## Problem requirements
Exactly as given, repeat all of the entries.

## Task data
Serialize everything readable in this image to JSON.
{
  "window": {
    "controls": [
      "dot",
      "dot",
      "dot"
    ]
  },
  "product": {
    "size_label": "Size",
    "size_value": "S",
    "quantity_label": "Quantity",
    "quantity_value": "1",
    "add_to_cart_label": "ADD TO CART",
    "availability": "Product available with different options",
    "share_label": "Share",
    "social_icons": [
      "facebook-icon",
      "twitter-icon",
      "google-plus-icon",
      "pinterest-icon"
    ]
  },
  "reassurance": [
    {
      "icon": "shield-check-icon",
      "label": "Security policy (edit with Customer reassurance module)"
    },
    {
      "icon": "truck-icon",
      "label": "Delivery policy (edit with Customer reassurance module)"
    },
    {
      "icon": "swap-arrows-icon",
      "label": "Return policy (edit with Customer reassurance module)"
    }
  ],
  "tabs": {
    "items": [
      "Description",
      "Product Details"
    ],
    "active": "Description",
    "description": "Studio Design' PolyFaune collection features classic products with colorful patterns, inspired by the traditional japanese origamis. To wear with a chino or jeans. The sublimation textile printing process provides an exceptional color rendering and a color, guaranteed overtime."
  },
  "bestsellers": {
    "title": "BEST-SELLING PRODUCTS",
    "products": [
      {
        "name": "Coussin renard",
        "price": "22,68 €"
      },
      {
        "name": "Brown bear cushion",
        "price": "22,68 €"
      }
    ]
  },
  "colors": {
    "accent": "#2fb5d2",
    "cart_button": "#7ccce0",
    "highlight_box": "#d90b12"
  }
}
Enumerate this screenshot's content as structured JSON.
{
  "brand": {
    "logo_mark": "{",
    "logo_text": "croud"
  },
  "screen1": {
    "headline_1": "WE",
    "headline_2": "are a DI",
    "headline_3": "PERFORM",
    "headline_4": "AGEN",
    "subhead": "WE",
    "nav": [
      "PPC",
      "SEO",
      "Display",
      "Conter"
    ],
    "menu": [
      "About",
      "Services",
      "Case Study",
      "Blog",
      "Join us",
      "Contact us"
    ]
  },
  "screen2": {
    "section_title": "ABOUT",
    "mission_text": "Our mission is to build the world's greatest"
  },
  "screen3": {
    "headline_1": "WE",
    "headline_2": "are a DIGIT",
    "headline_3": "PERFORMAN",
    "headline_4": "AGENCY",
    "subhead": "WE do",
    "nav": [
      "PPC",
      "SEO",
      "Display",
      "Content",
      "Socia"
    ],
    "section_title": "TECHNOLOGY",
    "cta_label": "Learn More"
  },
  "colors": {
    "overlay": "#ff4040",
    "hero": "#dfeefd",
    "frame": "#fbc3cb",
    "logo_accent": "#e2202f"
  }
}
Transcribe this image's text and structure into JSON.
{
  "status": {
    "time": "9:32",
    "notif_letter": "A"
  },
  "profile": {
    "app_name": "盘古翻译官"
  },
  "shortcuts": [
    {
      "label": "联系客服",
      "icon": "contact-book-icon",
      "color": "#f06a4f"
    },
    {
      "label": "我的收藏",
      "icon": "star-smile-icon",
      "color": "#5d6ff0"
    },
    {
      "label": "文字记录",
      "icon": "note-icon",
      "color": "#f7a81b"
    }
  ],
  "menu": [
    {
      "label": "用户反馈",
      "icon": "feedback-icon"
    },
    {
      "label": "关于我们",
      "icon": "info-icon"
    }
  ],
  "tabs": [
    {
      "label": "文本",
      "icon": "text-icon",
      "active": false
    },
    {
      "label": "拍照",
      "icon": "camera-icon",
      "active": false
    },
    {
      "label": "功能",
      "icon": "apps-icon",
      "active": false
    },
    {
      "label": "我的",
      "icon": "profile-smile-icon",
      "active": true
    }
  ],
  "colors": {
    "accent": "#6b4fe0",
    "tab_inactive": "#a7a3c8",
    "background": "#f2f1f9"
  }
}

## Exercise solution
Serialize everything readable in this image to JSON.
{
  "window": {
    "controls": [
      "dot",
      "dot",
      "dot"
    ]
  },
  "product": {
    "size_label": "Size",
    "size_value": "S",
    "quantity_label": "Quantity",
    "quantity_value": "1",
    "add_to_cart_label": "ADD TO CART",
    "availability": "Product available with different options",
    "share_label": "Share",
    "social_icons": [
      "facebook-icon",
      "twitter-icon",
      "google-plus-icon",
      "pinterest-icon"
    ]
  },
  "reassurance": [
    {
      "icon": "shield-check-icon",
      "label": "Security policy (edit with Customer reassurance module)"
    },
    {
      "icon": "truck-icon",
      "label": "Delivery policy (edit with Customer reassurance module)"
    },
    {
      "icon": "swap-arrows-icon",
      "label": "Return policy (edit with Customer reassurance module)"
    }
  ],
  "tabs": {
    "items": [
      "Description",
      "Product Details"
    ],
    "active": "Description",
    "description": "Studio Design' PolyFaune collection features classic products with colorful patterns, inspired by the traditional japanese origamis. To wear with a chino or jeans. The sublimation textile printing process provides an exceptional color rendering and a color, guaranteed overtime."
  },
  "bestsellers": {
    "title": "BEST-SELLING PRODUCTS",
    "products": [
      {
        "name": "Coussin renard",
        "price": "22,68 €"
      },
      {
        "name": "Brown bear cushion",
        "price": "22,68 €"
      }
    ]
  },
  "colors": {
    "accent": "#2fb5d2",
    "cart_button": "#7ccce0",
    "highlight_box": "#d90b12"
  }
}
Enumerate this screenshot's content as structured JSON.
{
  "brand": {
    "logo_mark": "{",
    "logo_text": "croud"
  },
  "screen1": {
    "headline_1": "WE",
    "headline_2": "are a DI",
    "headline_3": "PERFORM",
    "headline_4": "AGEN",
    "subhead": "WE",
    "nav": [
      "PPC",
      "SEO",
      "Display",
      "Conter"
    ],
    "menu": [
      "About",
      "Services",
      "Case Study",
      "Blog",
      "Join us",
      "Contact us"
    ]
  },
  "screen2": {
    "section_title": "ABOUT",
    "mission_text": "Our mission is to build the world's greatest"
  },
  "screen3": {
    "headline_1": "WE",
    "headline_2": "are a DIGIT",
    "headline_3": "PERFORMAN",
    "headline_4": "AGENCY",
    "subhead": "WE do",
    "nav": [
      "PPC",
      "SEO",
      "Display",
      "Content",
      "Socia"
    ],
    "section_title": "TECHNOLOGY",
    "cta_label": "Learn More"
  },
  "colors": {
    "overlay": "#ff4040",
    "hero": "#dfeefd",
    "frame": "#fbc3cb",
    "logo_accent": "#e2202f"
  }
}
Transcribe this image's text and structure into JSON.
{
  "status": {
    "time": "9:32",
    "notif_letter": "A"
  },
  "profile": {
    "app_name": "盘古翻译官"
  },
  "shortcuts": [
    {
      "label": "联系客服",
      "icon": "contact-book-icon",
      "color": "#f06a4f"
    },
    {
      "label": "我的收藏",
      "icon": "star-smile-icon",
      "color": "#5d6ff0"
    },
    {
      "label": "文字记录",
      "icon": "note-icon",
      "color": "#f7a81b"
    }
  ],
  "menu": [
    {
      "label": "用户反馈",
      "icon": "feedback-icon"
    },
    {
      "label": "关于我们",
      "icon": "info-icon"
    }
  ],
  "tabs": [
    {
      "label": "文本",
      "icon": "text-icon",
      "active": false
    },
    {
      "label": "拍照",
      "icon": "camera-icon",
      "active": false
    },
    {
      "label": "功能",
      "icon": "apps-icon",
      "active": false
    },
    {
      "label": "我的",
      "icon": "profile-smile-icon",
      "active": true
    }
  ],
  "colors": {
    "accent": "#6b4fe0",
    "tab_inactive": "#a7a3c8",
    "background": "#f2f1f9"
  }
}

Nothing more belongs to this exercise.